EXERCISE MATERIAL -
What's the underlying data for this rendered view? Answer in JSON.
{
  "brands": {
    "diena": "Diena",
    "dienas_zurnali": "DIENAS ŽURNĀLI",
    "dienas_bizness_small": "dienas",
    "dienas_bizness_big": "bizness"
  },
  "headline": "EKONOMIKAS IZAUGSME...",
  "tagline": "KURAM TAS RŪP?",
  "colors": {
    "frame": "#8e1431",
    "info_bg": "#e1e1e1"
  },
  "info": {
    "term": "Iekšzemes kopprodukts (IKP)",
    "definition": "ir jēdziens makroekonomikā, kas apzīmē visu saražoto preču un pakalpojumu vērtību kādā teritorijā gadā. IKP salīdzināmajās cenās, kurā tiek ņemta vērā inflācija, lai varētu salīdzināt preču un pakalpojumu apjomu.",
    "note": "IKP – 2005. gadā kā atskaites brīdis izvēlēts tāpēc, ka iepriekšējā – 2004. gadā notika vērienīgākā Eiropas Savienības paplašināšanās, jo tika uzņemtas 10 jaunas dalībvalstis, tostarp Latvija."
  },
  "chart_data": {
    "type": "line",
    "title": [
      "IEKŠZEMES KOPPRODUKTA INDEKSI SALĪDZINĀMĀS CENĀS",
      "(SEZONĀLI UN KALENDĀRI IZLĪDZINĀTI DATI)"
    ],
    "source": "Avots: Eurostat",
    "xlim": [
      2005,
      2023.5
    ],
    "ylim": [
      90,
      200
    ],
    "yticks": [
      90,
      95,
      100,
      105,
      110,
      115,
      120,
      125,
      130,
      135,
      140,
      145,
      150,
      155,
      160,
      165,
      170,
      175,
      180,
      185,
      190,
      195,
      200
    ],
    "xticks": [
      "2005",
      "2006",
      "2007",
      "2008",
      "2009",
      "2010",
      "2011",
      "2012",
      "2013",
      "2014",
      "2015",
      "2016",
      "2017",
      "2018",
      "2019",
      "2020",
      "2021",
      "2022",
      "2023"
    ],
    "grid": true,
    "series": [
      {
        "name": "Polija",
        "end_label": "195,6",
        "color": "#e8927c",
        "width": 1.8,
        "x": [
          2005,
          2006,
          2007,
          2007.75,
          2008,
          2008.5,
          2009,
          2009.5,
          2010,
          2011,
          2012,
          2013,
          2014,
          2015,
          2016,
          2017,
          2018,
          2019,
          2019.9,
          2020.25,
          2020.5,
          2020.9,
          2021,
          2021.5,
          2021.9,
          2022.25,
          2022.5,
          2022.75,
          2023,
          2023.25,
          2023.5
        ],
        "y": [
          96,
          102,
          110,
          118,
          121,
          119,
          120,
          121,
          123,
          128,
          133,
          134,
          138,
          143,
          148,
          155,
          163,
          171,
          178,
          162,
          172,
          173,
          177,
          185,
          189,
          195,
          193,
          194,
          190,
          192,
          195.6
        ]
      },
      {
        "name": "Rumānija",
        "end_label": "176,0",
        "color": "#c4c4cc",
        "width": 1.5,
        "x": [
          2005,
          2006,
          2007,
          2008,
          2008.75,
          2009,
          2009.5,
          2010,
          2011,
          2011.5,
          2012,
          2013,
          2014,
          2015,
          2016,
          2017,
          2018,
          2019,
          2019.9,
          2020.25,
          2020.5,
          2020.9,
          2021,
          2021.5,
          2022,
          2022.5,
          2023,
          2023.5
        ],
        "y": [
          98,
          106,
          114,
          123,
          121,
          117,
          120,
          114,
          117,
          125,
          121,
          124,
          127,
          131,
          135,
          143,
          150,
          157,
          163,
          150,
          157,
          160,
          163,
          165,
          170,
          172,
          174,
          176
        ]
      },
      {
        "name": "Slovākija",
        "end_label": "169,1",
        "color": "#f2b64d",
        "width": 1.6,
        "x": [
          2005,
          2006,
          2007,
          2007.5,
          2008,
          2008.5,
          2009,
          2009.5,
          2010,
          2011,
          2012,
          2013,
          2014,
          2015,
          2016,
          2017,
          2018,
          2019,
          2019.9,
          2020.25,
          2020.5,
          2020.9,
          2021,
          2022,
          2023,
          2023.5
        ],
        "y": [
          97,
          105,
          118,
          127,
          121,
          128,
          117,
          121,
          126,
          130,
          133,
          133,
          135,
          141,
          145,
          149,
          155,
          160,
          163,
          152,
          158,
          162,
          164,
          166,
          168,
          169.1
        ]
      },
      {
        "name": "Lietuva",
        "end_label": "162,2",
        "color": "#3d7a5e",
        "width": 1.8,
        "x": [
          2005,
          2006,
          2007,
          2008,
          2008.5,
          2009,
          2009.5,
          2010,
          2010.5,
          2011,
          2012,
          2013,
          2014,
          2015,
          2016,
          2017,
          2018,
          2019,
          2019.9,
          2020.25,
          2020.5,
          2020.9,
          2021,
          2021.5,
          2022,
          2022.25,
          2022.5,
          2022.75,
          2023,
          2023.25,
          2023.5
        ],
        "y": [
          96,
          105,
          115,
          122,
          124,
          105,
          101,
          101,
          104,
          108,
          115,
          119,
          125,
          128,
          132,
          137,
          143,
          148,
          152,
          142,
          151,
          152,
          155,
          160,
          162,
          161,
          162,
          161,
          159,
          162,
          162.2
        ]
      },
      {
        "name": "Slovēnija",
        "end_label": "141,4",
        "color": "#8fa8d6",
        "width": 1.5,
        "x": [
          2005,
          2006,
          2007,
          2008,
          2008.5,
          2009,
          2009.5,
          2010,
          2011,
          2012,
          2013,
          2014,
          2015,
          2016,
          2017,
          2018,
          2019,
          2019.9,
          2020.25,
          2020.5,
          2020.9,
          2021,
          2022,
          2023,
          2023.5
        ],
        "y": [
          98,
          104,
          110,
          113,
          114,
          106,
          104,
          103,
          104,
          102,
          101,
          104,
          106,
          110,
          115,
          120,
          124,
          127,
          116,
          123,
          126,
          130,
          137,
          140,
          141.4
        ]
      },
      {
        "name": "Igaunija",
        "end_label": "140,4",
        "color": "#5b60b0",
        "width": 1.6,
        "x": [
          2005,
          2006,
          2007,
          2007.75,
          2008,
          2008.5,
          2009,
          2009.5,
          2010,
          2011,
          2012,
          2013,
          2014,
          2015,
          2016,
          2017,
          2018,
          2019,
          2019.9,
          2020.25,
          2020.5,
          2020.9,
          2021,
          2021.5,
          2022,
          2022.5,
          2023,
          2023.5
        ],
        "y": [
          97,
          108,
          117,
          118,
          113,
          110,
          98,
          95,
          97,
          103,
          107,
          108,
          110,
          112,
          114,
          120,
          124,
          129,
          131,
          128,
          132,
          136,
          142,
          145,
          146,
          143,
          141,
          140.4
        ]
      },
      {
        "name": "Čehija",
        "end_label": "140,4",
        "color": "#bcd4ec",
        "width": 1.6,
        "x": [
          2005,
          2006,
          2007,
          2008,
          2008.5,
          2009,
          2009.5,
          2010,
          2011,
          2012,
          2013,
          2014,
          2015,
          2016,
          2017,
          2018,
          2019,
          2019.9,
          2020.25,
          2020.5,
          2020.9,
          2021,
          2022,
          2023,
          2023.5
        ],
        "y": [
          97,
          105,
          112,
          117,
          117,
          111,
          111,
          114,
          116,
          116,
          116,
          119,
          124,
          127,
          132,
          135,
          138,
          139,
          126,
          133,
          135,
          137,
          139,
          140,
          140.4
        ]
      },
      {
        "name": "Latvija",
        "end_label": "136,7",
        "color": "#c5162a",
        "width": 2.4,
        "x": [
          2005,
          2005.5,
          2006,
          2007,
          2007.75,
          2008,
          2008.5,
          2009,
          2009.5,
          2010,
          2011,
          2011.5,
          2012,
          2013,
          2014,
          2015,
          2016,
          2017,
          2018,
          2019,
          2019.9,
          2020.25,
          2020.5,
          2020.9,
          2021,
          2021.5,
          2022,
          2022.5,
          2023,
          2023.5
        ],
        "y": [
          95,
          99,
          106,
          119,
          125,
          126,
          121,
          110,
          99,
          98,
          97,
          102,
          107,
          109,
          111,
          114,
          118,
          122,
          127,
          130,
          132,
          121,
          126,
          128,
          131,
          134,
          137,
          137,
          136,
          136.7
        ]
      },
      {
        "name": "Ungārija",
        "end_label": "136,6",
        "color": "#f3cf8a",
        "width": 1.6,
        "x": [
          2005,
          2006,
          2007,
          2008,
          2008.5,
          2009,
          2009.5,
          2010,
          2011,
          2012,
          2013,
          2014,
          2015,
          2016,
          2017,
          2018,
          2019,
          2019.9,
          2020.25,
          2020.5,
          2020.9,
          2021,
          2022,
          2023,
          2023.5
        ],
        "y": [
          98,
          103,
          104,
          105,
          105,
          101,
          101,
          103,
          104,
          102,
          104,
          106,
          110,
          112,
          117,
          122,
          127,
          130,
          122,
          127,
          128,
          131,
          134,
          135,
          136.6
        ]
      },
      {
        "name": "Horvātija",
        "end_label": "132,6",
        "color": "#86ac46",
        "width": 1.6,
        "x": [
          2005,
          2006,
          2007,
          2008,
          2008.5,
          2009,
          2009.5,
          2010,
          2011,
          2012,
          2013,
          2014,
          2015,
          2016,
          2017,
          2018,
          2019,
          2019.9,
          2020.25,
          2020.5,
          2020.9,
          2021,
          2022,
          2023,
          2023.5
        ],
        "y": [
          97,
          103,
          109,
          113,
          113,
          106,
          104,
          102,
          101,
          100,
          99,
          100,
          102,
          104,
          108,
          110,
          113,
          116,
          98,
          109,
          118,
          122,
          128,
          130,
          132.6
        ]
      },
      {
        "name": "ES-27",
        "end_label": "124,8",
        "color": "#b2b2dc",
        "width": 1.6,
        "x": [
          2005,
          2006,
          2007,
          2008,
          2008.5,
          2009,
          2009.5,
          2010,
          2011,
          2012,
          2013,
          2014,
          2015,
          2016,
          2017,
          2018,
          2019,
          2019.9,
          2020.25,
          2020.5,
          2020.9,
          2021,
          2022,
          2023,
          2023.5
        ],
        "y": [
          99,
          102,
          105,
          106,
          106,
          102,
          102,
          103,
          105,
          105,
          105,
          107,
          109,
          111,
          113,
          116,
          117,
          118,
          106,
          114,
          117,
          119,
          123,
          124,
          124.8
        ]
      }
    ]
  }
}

YOUR TASK - Find every line in the records that contains the word "gadā"; copy those lines.

OUTPUT FOR THIS TASK -
    "definition": "ir jēdziens makroekonomikā, kas apzīmē visu saražoto preču un pakalpojumu vērtību kādā teritorijā gadā. IKP salīdzināmajās cenās, kurā tiek ņemta vērā inflācija, lai varētu salīdzināt preču un pakalpojumu apjomu.",
    "note": "IKP – 2005. gadā kā atskaites brīdis izvēlēts tāpēc, ka iepriekšējā – 2004. gadā notika vērienīgākā Eiropas Savienības paplašināšanās, jo tika uzņemtas 10 jaunas dalībvalstis, tostarp Latvija."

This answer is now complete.